» **WORK INSTRUCTIONS**: Every line containing the word "text" needs to be found and copied.

» **SUPPLIED MATERIAL**:
+ + + +

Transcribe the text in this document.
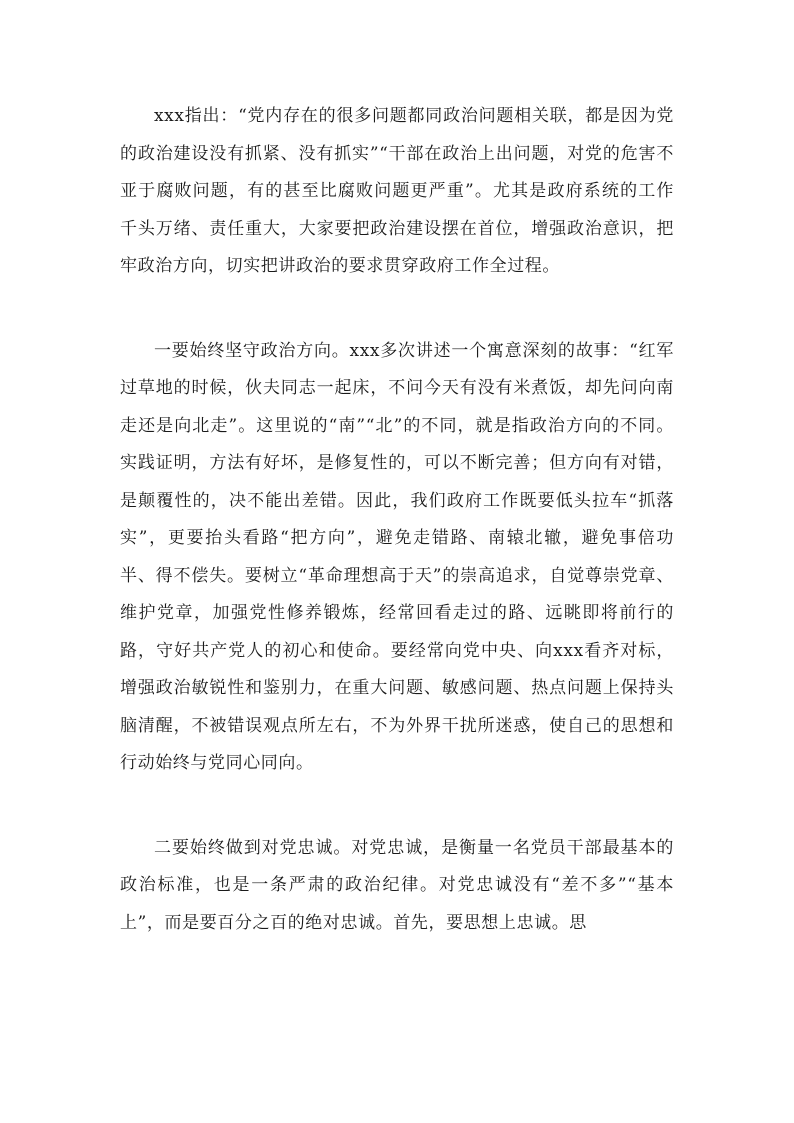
xxx指出：“党内存在的很多问题都同政治问题相关联，都是因为党的政治建设没有抓紧、没有抓实”“干部在政治上出问题，对党的危害不亚于腐败问题，有的甚至比腐败问题更严重”。尤其是政府系统的工作千头万绪、责任重大，大家要把政治建设摆在首位，增强政治意识，把牢政治方向，切实把讲政治的要求贯穿政府工作全过程。

一要始终坚守政治方向。xxx多次讲述一个寓意深刻的故事：“红军过草地的时候，伙夫同志一起床，不问今天有没有米煮饭，却先问向南走还是向北走”。这里说的“南”“北”的不同，就是指政治方向的不同。实践证明，方法有好坏，是修复性的，可以不断完善；但方向有对错，是颠覆性的，决不能出差错。因此，我们政府工作既要低头拉车“抓落实”，更要抬头看路“把方向”，避免走错路、南辕北辙，避免事倍功半、得不偿失。要树立“革命理想高于天”的崇高追求，自觉尊崇党章、维护党章，加强党性修养锻炼，经常回看走过的路、远眺即将前行的路，守好共产党人的初心和使命。要经常向党中央、向xxx看齐对标，增强政治敏锐性和鉴别力，在重大问题、敏感问题、热点问题上保持头脑清醒，不被错误观点所左右，不为外界干扰所迷惑，使自己的思想和行动始终与党同心同向。

二要始终做到对党忠诚。对党忠诚，是衡量一名党员干部最基本的政治标准，也是一条严肃的政治纪律。对党忠诚没有“差不多”“基本上”，而是要百分之百的绝对忠诚。首先，要思想上忠诚。思
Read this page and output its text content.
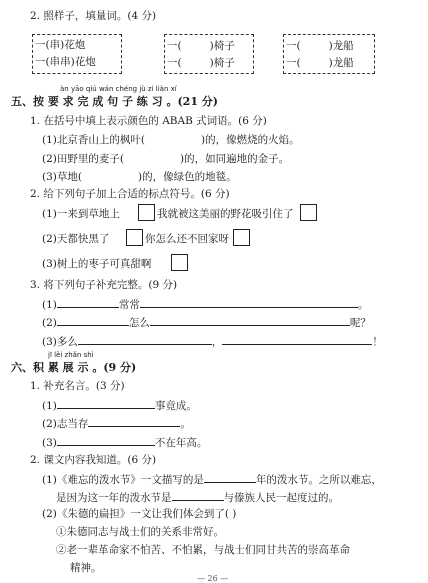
2. 照样子，填量词。(4 分)
一(串)花炮
一(串串)花炮
一(	)椅子
一(	)椅子
一(	)龙船
一(	)龙船
àn yāo qiú wán chéng jù zi liàn xí
五、按 要 求 完 成 句 子 练 习 。(21 分)
1. 在括号中填上表示颜色的 ABAB 式词语。(6 分)
(1)北京香山上的枫叶(	)的，像燃烧的火焰。
(2)田野里的麦子(	)的，如同遍地的金子。
(3)草地(	)的，像绿色的地毯。
2. 给下列句子加上合适的标点符号。(6 分)
(1)一来到草地上	我就被这美丽的野花吸引住了
(2)天都快黑了	你怎么还不回家呀
(3)树上的枣子可真甜啊
3. 将下列句子补充完整。(9 分)
(1)	常常	。
(2)	怎么	呢？
(3)多么	，	！
jī lěi zhǎn shì
六、积 累 展 示 。(9 分)
1. 补充名言。(3 分)
(1)	事竟成。
(2)志当存	。
(3)	不在年高。
2. 课文内容我知道。(6 分)
(1)《难忘的泼水节》一文描写的是	年的泼水节。之所以难忘，
是因为这一年的泼水节是	与傣族人民一起度过的。
(2)《朱德的扁担》一文让我们体会到了( )
①朱德同志与战士们的关系非常好。
②老一辈革命家不怕苦、不怕累，与战士们同甘共苦的崇高革命
精神。
— 26 —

+ + + +

» **EXPECTED ANSWER**:
Transcribe the text in this document.
Read this page and output its text content.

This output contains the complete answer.